Check each line for the string "What", then give only how many lines have it.

(Data items)
====

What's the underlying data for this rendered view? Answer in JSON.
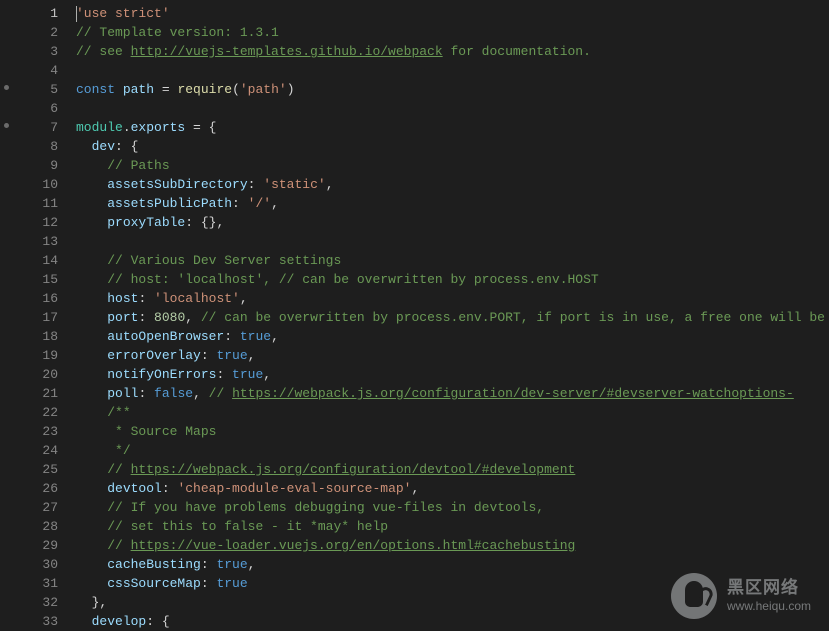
{
  "line_numbers": [
    "1",
    "2",
    "3",
    "4",
    "5",
    "6",
    "7",
    "8",
    "9",
    "10",
    "11",
    "12",
    "13",
    "14",
    "15",
    "16",
    "17",
    "18",
    "19",
    "20",
    "21",
    "22",
    "23",
    "24",
    "25",
    "26",
    "27",
    "28",
    "29",
    "30",
    "31",
    "32",
    "33"
  ],
  "code": {
    "l1": {
      "str": "'use strict'"
    },
    "l2": {
      "c": "// Template version: 1.3.1"
    },
    "l3": {
      "c1": "// see ",
      "link": "http://vuejs-templates.github.io/webpack",
      "c2": " for documentation."
    },
    "l5": {
      "kw": "const",
      "sp": " ",
      "var": "path",
      "eq": " = ",
      "fn": "require",
      "p1": "(",
      "str": "'path'",
      "p2": ")"
    },
    "l7": {
      "obj": "module",
      "dot": ".",
      "prop": "exports",
      "eq": " = {"
    },
    "l8": {
      "prop": "dev",
      "p": ": {"
    },
    "l9": {
      "c": "// Paths"
    },
    "l10": {
      "prop": "assetsSubDirectory",
      "p": ": ",
      "str": "'static'",
      "e": ","
    },
    "l11": {
      "prop": "assetsPublicPath",
      "p": ": ",
      "str": "'/'",
      "e": ","
    },
    "l12": {
      "prop": "proxyTable",
      "p": ": {},"
    },
    "l14": {
      "c": "// Various Dev Server settings"
    },
    "l15": {
      "c": "// host: 'localhost', // can be overwritten by process.env.HOST"
    },
    "l16": {
      "prop": "host",
      "p": ": ",
      "str": "'localhost'",
      "e": ","
    },
    "l17": {
      "prop": "port",
      "p": ": ",
      "num": "8080",
      "e": ", ",
      "c": "// can be overwritten by process.env.PORT, if port is in use, a free one will be d"
    },
    "l18": {
      "prop": "autoOpenBrowser",
      "p": ": ",
      "bool": "true",
      "e": ","
    },
    "l19": {
      "prop": "errorOverlay",
      "p": ": ",
      "bool": "true",
      "e": ","
    },
    "l20": {
      "prop": "notifyOnErrors",
      "p": ": ",
      "bool": "true",
      "e": ","
    },
    "l21": {
      "prop": "poll",
      "p": ": ",
      "bool": "false",
      "e": ", ",
      "c": "// ",
      "link": "https://webpack.js.org/configuration/dev-server/#devserver-watchoptions-"
    },
    "l22": {
      "c": "/**"
    },
    "l23": {
      "c": " * Source Maps"
    },
    "l24": {
      "c": " */"
    },
    "l25": {
      "c": "// ",
      "link": "https://webpack.js.org/configuration/devtool/#development"
    },
    "l26": {
      "prop": "devtool",
      "p": ": ",
      "str": "'cheap-module-eval-source-map'",
      "e": ","
    },
    "l27": {
      "c": "// If you have problems debugging vue-files in devtools,"
    },
    "l28": {
      "c": "// set this to false - it *may* help"
    },
    "l29": {
      "c": "// ",
      "link": "https://vue-loader.vuejs.org/en/options.html#cachebusting"
    },
    "l30": {
      "prop": "cacheBusting",
      "p": ": ",
      "bool": "true",
      "e": ","
    },
    "l31": {
      "prop": "cssSourceMap",
      "p": ": ",
      "bool": "true"
    },
    "l32": {
      "p": "},"
    },
    "l33": {
      "prop": "develop",
      "p": ": {"
    }
  },
  "watermark": {
    "top": "黑区网络",
    "bottom": "www.heiqu.com"
  }
}
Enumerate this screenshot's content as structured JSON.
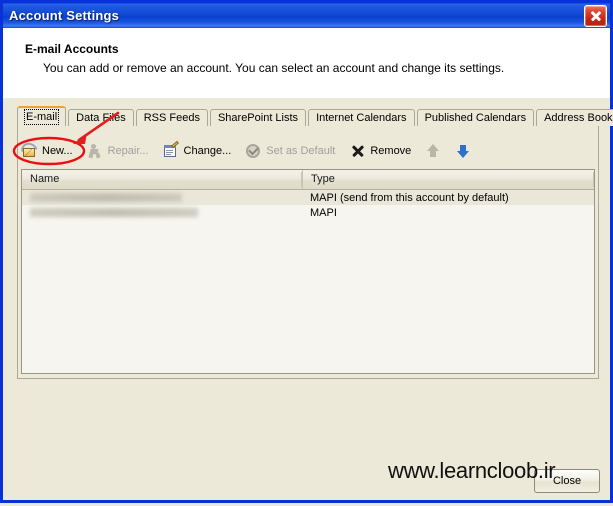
{
  "window": {
    "title": "Account Settings",
    "close_icon": "close-icon"
  },
  "header": {
    "title": "E-mail Accounts",
    "description": "You can add or remove an account. You can select an account and change its settings."
  },
  "tabs": [
    {
      "label": "E-mail",
      "active": true
    },
    {
      "label": "Data Files",
      "active": false
    },
    {
      "label": "RSS Feeds",
      "active": false
    },
    {
      "label": "SharePoint Lists",
      "active": false
    },
    {
      "label": "Internet Calendars",
      "active": false
    },
    {
      "label": "Published Calendars",
      "active": false
    },
    {
      "label": "Address Books",
      "active": false
    }
  ],
  "toolbar": {
    "new_label": "New...",
    "repair_label": "Repair...",
    "change_label": "Change...",
    "set_default_label": "Set as Default",
    "remove_label": "Remove",
    "move_up_icon": "arrow-up-icon",
    "move_down_icon": "arrow-down-icon"
  },
  "list": {
    "columns": [
      "Name",
      "Type"
    ],
    "rows": [
      {
        "name": "",
        "type": "MAPI (send from this account by default)",
        "selected": true
      },
      {
        "name": "",
        "type": "MAPI",
        "selected": false
      }
    ]
  },
  "footer": {
    "close_label": "Close"
  },
  "watermark": {
    "text": "www.learncloob.ir"
  },
  "annotation": {
    "highlight_color": "#e81010",
    "highlight_target": "new-button",
    "arrow_color": "#e02020"
  }
}
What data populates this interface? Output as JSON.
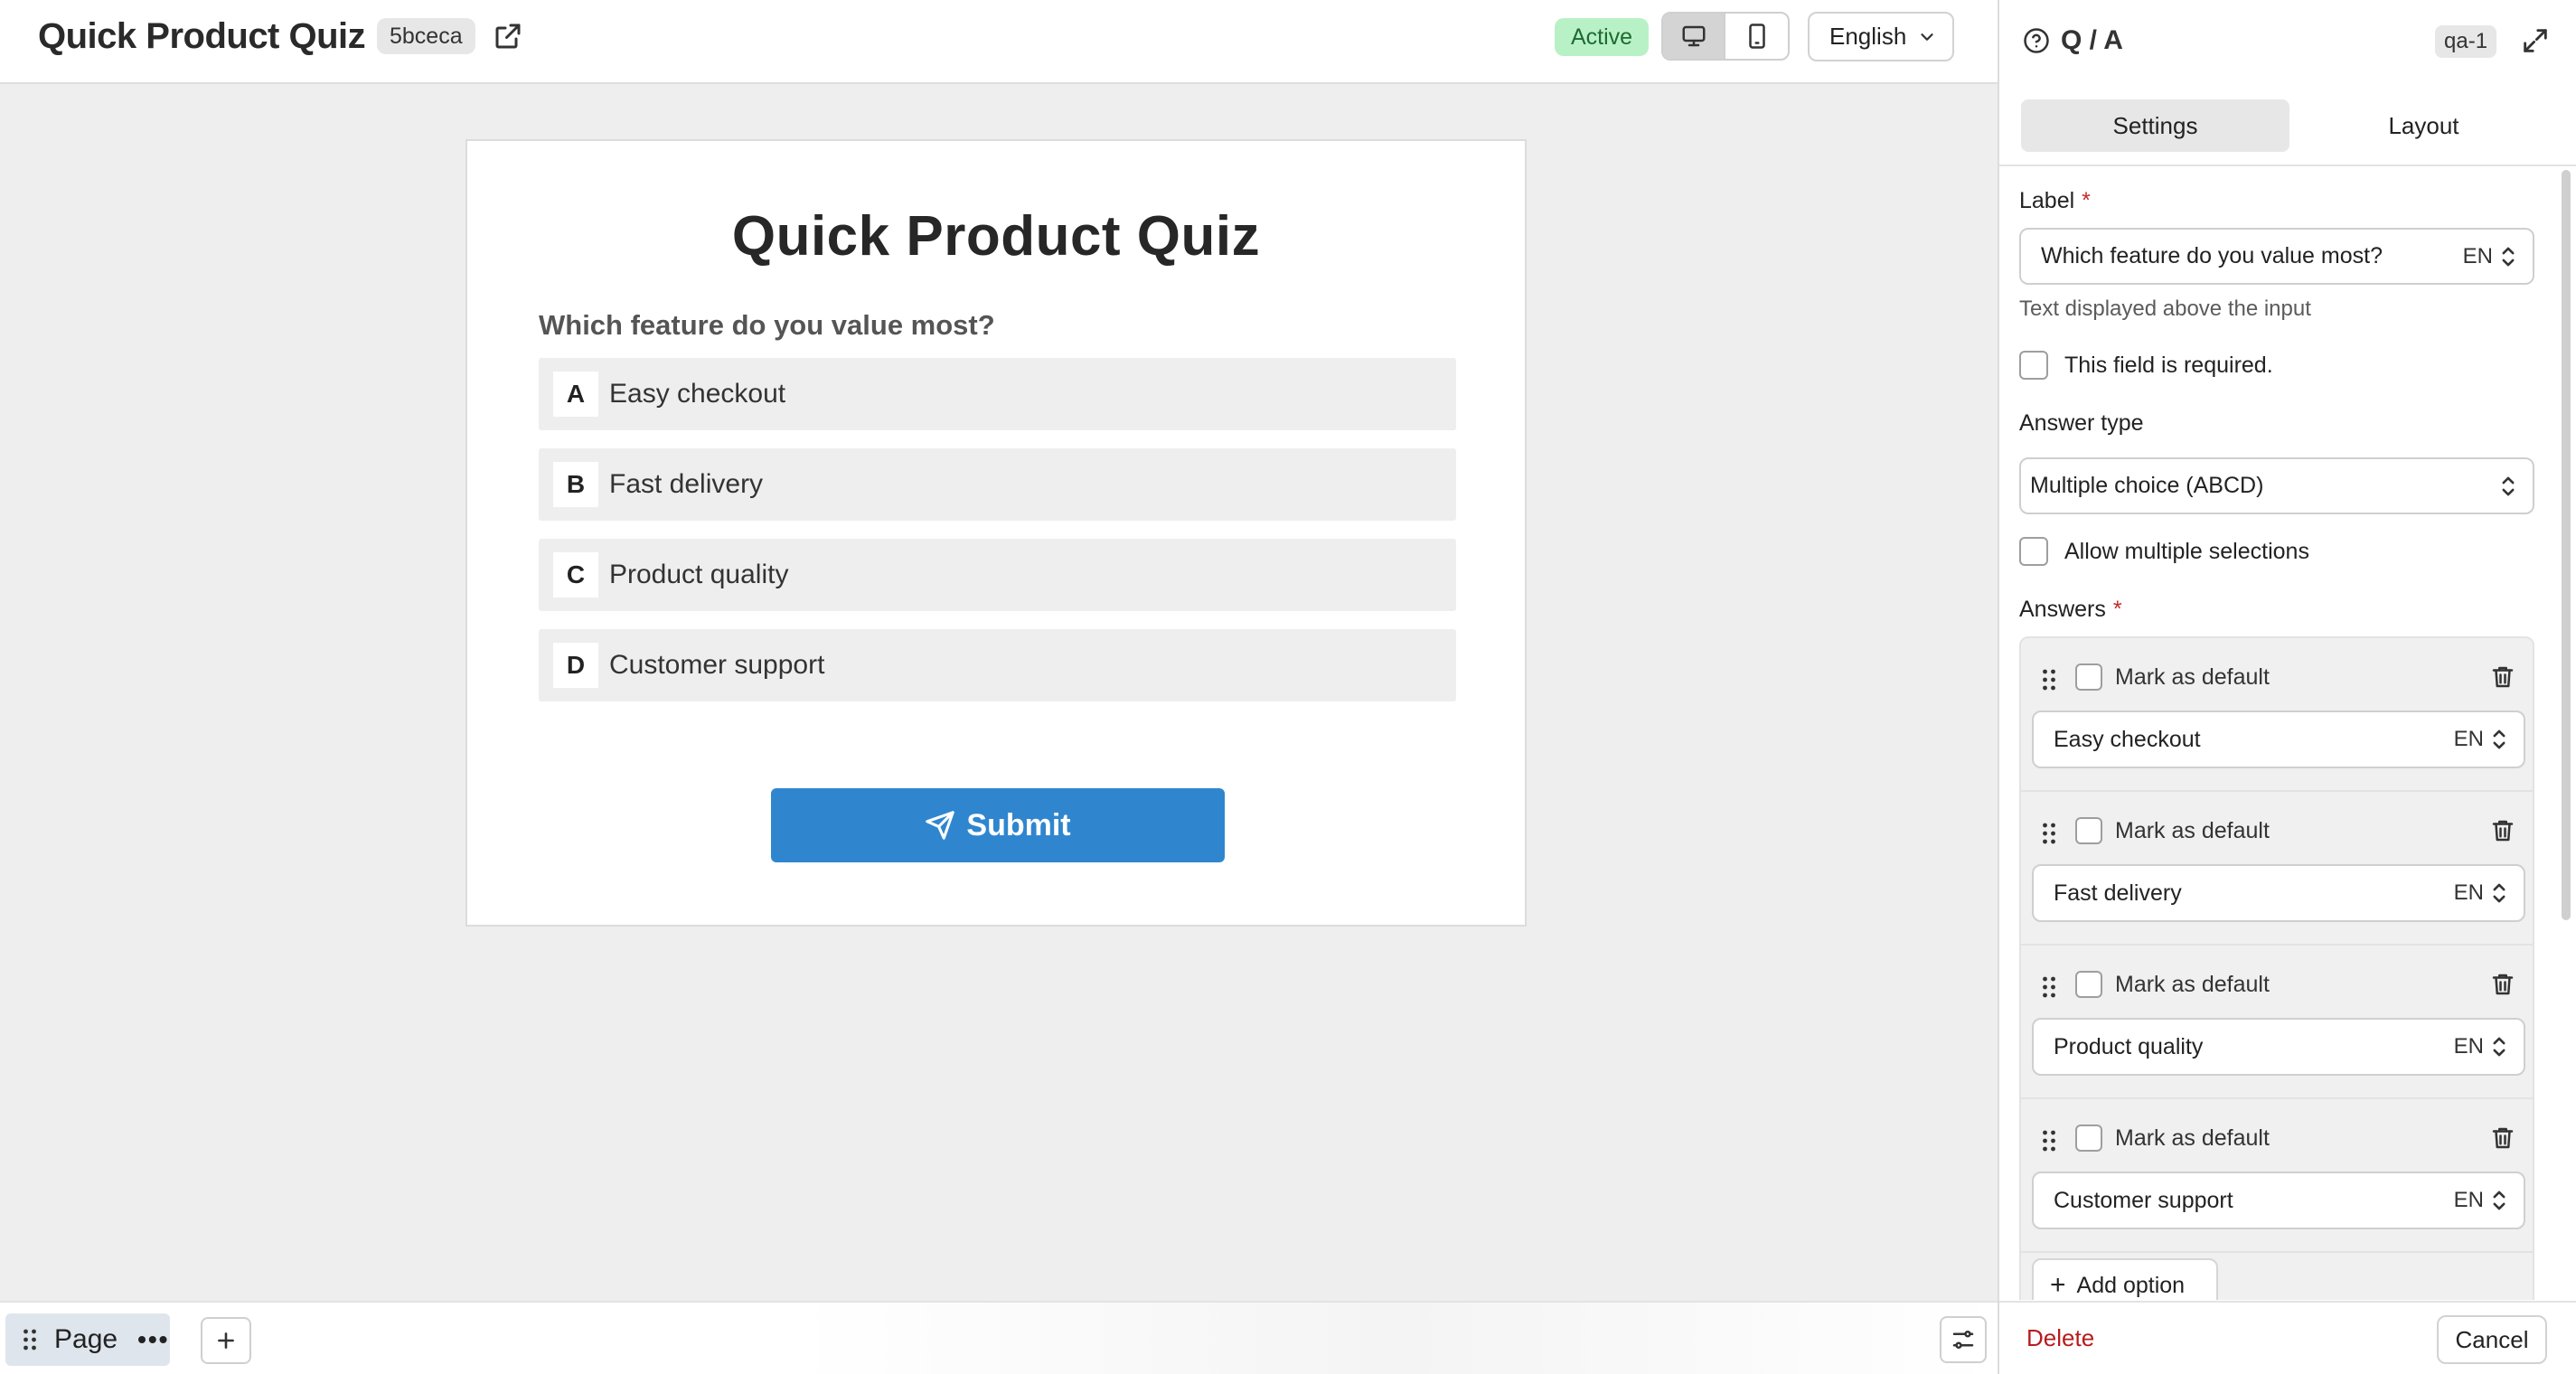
{
  "header": {
    "title": "Quick Product Quiz",
    "hash": "5bceca",
    "status": "Active",
    "language": "English"
  },
  "form": {
    "title": "Quick Product Quiz",
    "question": "Which feature do you value most?",
    "answers": [
      {
        "letter": "A",
        "text": "Easy checkout"
      },
      {
        "letter": "B",
        "text": "Fast delivery"
      },
      {
        "letter": "C",
        "text": "Product quality"
      },
      {
        "letter": "D",
        "text": "Customer support"
      }
    ],
    "submit_label": "Submit",
    "accent_color": "#2f86cf"
  },
  "bottom_bar": {
    "page_label": "Page",
    "more_label": "•••"
  },
  "panel": {
    "title": "Q / A",
    "id": "qa-1",
    "tabs": [
      {
        "label": "Settings",
        "active": true
      },
      {
        "label": "Layout",
        "active": false
      }
    ],
    "label_field": {
      "label": "Label",
      "required_marker": "*",
      "value": "Which feature do you value most?",
      "lang": "EN",
      "help": "Text displayed above the input"
    },
    "required_checkbox": {
      "label": "This field is required.",
      "checked": false
    },
    "answer_type": {
      "label": "Answer type",
      "value": "Multiple choice (ABCD)"
    },
    "multiple_checkbox": {
      "label": "Allow multiple selections",
      "checked": false
    },
    "answers_section": {
      "label": "Answers",
      "required_marker": "*",
      "items": [
        {
          "default_label": "Mark as default",
          "value": "Easy checkout",
          "lang": "EN"
        },
        {
          "default_label": "Mark as default",
          "value": "Fast delivery",
          "lang": "EN"
        },
        {
          "default_label": "Mark as default",
          "value": "Product quality",
          "lang": "EN"
        },
        {
          "default_label": "Mark as default",
          "value": "Customer support",
          "lang": "EN"
        }
      ],
      "add_option_label": "Add option"
    },
    "footer": {
      "delete_label": "Delete",
      "cancel_label": "Cancel"
    }
  },
  "icons": {
    "external_link": "external-link-icon",
    "desktop": "monitor-icon",
    "mobile": "smartphone-icon",
    "chevron": "chevron-down-icon",
    "help": "question-circle-icon",
    "expand": "expand-icon",
    "drag": "grip-vertical-icon",
    "trash": "trash-icon",
    "send": "send-icon",
    "plus": "plus-icon",
    "settings": "sliders-icon"
  },
  "colors": {
    "status_bg": "#b9f1c6",
    "status_text": "#1d6b33",
    "danger": "#b71c1c",
    "canvas_bg": "#eeeeee"
  }
}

====

*Written reply:* 2